Instruction: Of all the lines in this data, how many include "مجلس"? Respond with the number only.

:: Dataset entries

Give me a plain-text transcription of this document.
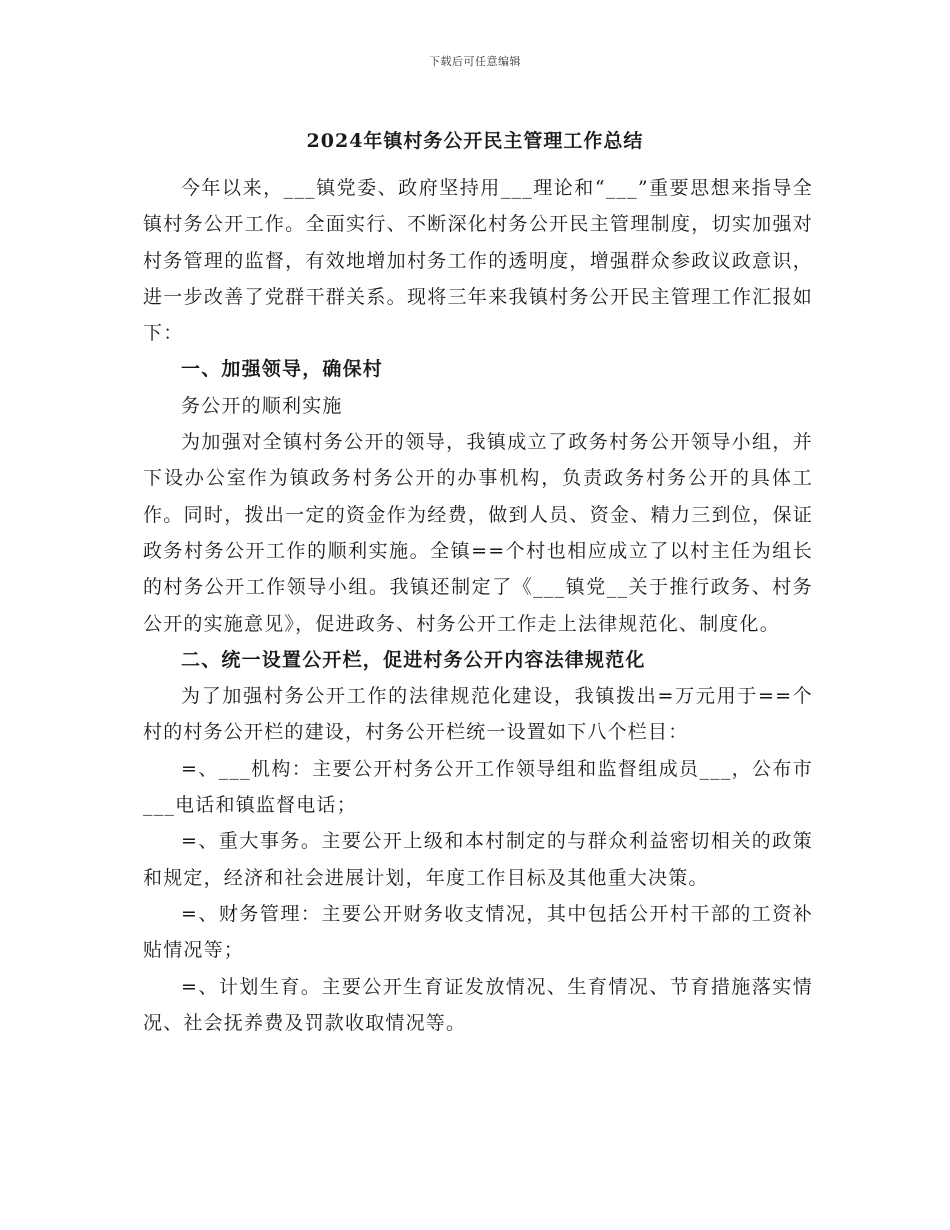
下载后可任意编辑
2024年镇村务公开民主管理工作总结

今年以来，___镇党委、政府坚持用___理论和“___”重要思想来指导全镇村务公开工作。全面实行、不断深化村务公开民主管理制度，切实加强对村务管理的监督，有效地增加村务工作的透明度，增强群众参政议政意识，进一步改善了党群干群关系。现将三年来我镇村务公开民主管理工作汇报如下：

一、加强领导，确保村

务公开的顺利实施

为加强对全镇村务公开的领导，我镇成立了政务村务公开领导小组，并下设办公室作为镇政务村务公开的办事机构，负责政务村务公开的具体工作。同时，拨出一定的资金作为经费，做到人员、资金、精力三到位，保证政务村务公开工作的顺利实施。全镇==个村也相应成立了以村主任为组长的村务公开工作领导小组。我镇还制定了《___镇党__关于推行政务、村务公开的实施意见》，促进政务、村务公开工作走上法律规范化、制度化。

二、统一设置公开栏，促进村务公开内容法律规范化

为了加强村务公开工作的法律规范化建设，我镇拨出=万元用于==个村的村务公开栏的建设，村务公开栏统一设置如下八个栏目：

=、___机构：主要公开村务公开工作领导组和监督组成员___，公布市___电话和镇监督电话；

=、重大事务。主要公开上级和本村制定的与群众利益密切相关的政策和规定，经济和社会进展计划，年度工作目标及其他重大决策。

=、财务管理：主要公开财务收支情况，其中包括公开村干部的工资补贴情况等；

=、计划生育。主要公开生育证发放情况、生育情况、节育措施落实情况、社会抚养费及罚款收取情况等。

::::
:: Dataset entries

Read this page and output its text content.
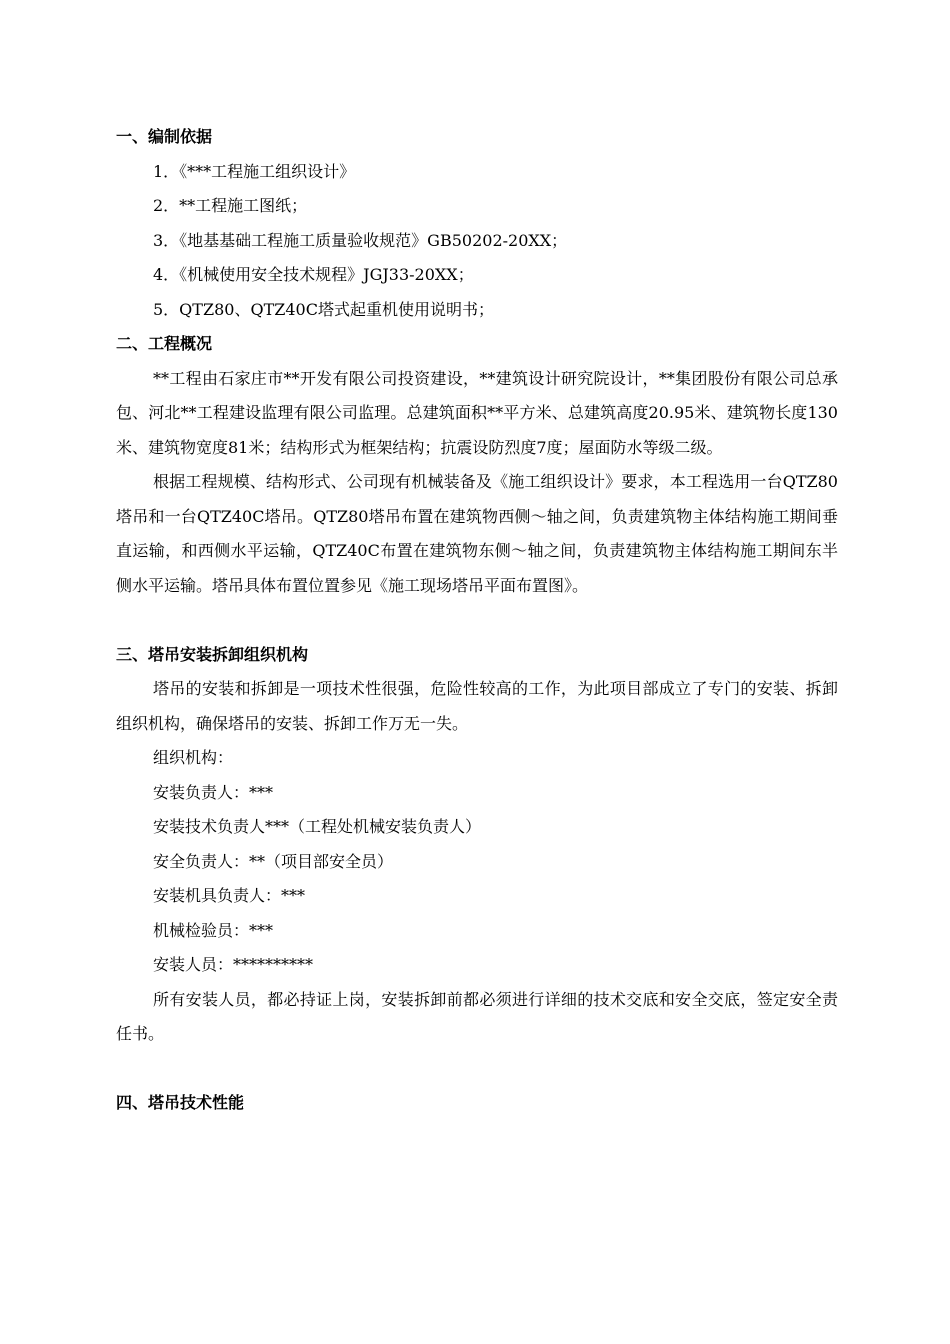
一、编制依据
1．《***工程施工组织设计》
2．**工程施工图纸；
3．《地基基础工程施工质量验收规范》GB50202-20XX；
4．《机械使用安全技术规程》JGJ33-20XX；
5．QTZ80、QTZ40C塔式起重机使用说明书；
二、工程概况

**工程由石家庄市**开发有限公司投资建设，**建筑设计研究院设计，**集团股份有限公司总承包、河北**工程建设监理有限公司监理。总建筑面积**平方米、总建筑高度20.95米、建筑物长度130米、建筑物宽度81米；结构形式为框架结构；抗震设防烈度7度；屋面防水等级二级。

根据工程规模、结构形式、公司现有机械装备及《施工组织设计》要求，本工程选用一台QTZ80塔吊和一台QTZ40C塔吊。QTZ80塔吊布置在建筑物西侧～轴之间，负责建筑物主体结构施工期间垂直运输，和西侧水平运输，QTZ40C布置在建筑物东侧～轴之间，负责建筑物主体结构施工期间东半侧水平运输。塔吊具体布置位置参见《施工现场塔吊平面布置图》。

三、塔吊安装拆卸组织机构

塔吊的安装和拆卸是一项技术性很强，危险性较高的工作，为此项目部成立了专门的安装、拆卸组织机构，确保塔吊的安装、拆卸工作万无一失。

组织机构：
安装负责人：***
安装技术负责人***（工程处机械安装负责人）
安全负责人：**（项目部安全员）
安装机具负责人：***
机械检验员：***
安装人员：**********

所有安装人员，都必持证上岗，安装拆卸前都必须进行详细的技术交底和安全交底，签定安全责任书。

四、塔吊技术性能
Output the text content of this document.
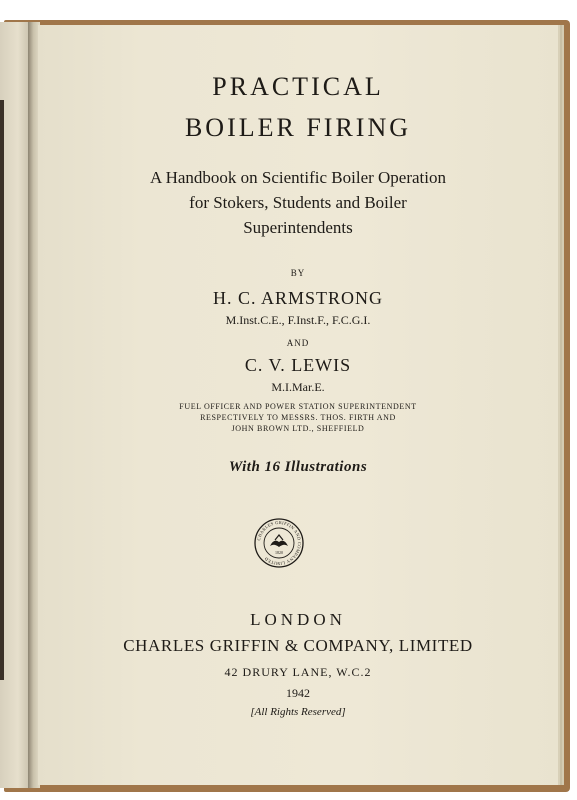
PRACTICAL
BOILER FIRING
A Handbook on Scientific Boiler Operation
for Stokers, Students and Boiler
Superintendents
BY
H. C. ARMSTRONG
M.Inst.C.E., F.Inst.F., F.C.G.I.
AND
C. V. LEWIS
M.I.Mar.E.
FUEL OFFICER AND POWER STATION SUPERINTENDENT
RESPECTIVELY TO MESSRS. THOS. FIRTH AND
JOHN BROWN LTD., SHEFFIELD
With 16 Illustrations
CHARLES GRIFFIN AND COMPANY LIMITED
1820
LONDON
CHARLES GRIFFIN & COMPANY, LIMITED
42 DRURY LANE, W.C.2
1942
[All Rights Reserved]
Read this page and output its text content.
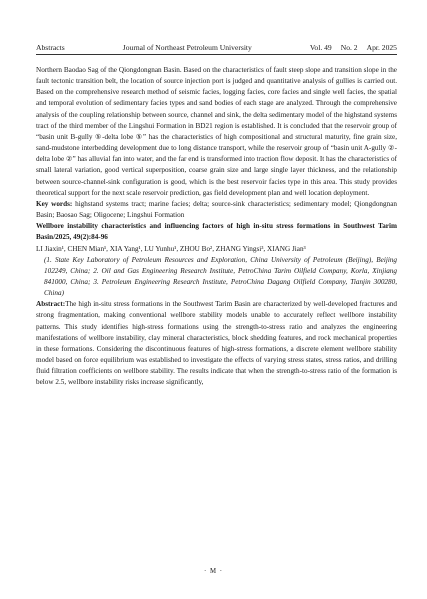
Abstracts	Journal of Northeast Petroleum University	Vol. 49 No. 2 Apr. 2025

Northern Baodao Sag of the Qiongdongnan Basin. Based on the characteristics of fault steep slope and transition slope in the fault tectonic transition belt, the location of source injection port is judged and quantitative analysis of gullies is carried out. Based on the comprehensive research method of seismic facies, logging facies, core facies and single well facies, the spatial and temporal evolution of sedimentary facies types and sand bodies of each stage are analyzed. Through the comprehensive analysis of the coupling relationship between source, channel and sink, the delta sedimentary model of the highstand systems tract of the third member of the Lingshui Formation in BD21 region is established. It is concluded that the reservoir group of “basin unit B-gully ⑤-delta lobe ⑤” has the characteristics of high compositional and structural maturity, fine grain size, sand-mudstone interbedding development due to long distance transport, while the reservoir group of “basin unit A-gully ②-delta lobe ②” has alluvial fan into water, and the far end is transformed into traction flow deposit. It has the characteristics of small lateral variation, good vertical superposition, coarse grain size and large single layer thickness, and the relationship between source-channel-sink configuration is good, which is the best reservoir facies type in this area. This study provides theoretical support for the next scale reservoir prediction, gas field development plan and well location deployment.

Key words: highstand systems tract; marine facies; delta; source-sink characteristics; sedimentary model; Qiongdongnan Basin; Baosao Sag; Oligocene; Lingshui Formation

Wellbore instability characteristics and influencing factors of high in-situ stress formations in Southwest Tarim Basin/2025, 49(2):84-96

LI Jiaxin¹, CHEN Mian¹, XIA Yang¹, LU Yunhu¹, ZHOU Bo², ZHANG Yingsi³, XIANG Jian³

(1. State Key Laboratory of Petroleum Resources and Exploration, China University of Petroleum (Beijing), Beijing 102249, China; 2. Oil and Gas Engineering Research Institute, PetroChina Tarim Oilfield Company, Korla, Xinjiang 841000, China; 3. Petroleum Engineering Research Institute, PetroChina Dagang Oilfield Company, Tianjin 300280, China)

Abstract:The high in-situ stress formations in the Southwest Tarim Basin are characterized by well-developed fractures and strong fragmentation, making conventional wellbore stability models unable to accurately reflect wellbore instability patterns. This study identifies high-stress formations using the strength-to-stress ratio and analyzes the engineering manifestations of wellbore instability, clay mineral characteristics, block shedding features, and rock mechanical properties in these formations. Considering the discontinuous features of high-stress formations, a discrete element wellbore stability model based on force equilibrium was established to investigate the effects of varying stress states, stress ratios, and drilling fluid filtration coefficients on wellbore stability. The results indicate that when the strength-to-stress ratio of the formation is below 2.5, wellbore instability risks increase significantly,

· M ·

::::
:: Dataset entries

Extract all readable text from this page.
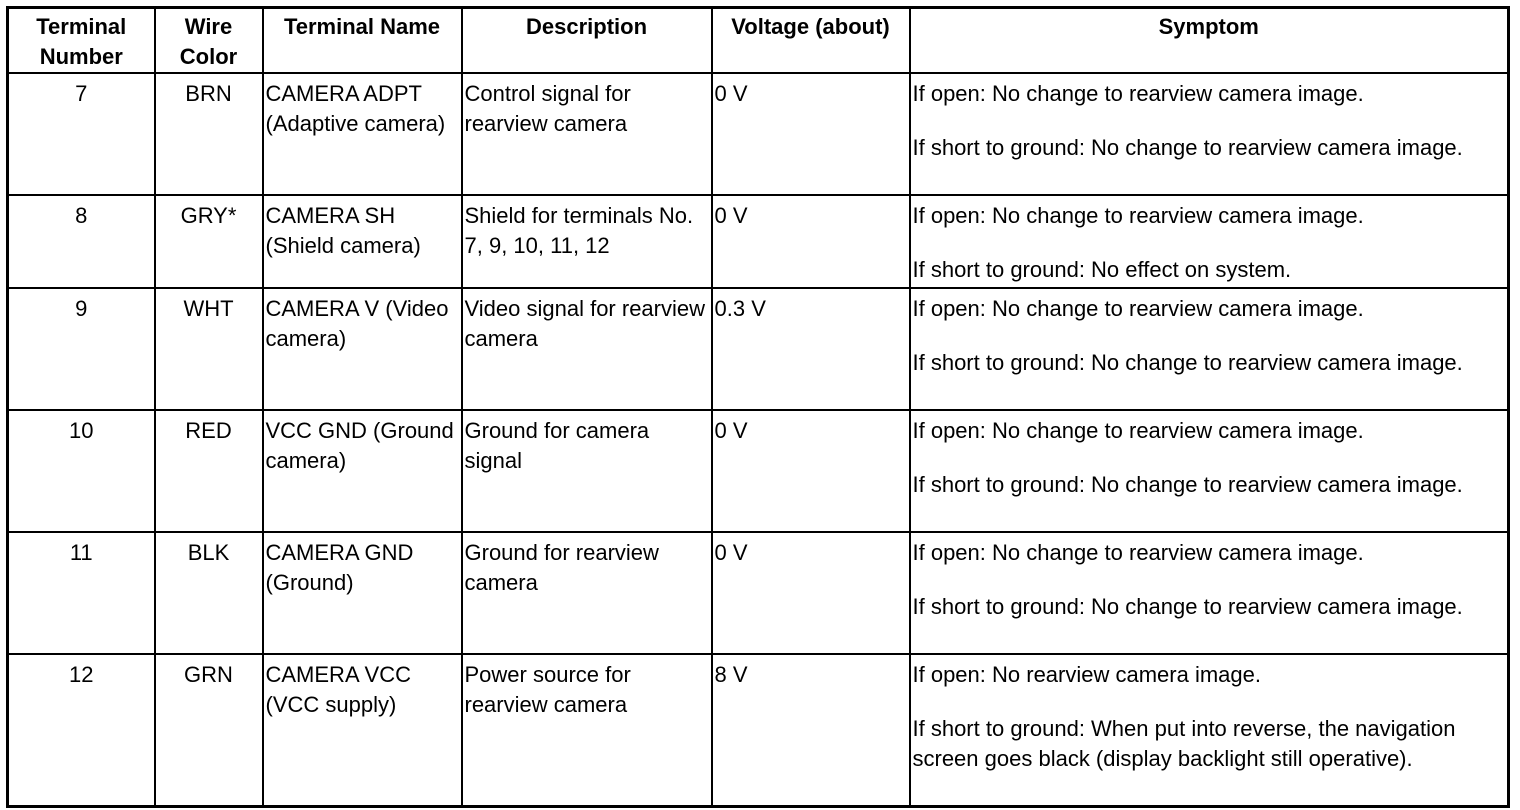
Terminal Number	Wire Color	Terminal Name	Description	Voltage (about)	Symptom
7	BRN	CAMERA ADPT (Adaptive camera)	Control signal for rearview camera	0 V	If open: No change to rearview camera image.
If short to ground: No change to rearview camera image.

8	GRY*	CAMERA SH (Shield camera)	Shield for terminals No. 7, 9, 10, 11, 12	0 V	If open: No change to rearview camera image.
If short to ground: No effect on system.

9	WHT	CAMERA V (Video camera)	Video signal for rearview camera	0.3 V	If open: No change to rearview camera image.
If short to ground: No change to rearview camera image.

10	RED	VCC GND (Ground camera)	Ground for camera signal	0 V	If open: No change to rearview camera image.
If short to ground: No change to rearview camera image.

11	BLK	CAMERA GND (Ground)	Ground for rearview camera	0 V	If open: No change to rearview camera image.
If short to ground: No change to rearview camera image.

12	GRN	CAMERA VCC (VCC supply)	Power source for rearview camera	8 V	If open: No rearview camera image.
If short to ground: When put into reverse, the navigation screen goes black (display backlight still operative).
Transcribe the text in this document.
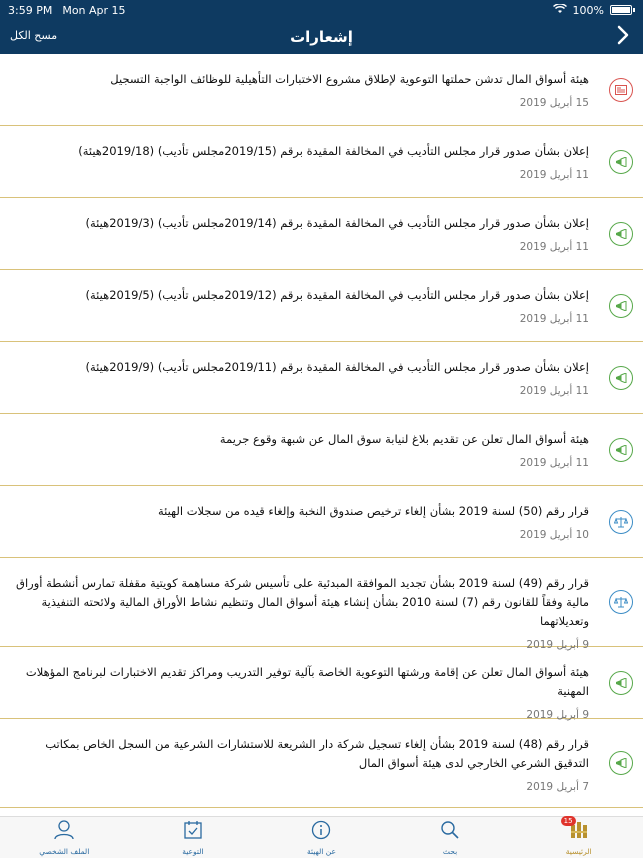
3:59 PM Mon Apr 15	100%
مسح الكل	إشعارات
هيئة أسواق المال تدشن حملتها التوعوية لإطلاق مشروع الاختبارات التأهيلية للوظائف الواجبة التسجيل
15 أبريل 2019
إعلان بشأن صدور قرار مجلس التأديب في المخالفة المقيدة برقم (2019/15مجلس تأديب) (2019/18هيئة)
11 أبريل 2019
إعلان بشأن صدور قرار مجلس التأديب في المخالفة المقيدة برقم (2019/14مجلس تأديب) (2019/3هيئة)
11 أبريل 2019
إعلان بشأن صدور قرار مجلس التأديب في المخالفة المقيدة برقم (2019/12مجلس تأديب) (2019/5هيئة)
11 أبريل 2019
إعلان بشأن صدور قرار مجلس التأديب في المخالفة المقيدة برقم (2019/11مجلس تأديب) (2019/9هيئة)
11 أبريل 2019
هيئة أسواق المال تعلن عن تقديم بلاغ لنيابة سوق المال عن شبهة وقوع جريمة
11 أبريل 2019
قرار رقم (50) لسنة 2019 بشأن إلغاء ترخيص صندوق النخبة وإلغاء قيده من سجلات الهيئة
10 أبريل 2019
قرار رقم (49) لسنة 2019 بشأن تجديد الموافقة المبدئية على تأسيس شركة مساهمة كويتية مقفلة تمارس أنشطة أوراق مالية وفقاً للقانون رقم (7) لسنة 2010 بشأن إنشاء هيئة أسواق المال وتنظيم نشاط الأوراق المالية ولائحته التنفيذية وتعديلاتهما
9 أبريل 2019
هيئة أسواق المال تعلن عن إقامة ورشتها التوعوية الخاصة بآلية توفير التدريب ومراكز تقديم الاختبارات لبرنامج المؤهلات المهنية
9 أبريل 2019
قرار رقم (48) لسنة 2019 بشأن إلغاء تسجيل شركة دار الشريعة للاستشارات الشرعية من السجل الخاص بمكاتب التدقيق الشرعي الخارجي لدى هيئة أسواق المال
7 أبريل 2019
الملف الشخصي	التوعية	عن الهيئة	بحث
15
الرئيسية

::::

Output: 4